> **Records from a data source**
+-------+
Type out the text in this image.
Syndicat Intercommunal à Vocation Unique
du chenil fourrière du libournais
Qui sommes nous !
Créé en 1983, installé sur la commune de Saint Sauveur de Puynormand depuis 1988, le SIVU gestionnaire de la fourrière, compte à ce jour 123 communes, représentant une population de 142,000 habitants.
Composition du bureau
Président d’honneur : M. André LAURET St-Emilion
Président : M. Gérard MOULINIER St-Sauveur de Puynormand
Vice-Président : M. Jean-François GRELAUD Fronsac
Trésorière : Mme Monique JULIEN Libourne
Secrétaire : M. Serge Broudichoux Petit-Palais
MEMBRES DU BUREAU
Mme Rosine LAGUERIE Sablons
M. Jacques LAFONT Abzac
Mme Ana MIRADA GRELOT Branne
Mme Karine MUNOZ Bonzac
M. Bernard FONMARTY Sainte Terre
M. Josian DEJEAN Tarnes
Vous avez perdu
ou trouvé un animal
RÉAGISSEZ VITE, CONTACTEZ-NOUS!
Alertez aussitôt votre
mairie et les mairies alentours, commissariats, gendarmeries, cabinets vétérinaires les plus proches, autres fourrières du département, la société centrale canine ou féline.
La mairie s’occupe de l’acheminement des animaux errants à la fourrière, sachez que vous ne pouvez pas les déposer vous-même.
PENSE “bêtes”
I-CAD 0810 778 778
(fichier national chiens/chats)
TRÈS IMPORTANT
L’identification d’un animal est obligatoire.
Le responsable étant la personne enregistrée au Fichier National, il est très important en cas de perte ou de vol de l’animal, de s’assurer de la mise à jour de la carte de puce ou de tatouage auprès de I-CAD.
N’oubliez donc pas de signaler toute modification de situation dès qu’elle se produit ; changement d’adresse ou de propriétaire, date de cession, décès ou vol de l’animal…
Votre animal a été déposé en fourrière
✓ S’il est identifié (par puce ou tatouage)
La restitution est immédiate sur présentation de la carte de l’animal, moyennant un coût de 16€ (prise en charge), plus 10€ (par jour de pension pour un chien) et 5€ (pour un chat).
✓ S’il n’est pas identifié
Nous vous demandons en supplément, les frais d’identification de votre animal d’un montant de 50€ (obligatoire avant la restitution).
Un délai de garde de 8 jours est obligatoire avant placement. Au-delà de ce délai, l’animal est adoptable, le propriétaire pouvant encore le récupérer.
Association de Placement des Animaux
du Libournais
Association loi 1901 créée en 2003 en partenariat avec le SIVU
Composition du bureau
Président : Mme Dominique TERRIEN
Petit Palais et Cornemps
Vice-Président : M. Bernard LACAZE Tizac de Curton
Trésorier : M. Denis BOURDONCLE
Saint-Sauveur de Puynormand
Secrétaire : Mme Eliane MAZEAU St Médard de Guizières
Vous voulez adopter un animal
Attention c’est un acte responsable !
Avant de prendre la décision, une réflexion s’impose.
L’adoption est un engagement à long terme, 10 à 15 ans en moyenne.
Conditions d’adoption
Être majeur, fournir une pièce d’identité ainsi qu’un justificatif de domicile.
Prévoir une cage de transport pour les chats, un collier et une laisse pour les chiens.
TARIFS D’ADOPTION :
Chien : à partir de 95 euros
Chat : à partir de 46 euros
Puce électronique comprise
+-------+
> **Instructions for the task**
Find the word "obligatoire" in the entries above and gather every line that holds it.

> **Answer below**
L’identification d’un animal est obligatoire.
Nous vous demandons en supplément, les frais d’identification de votre animal d’un montant de 50€ (obligatoire avant la restitution).
Un délai de garde de 8 jours est obligatoire avant placement. Au-delà de ce délai, l’animal est adoptable, le propriétaire pouvant encore le récupérer.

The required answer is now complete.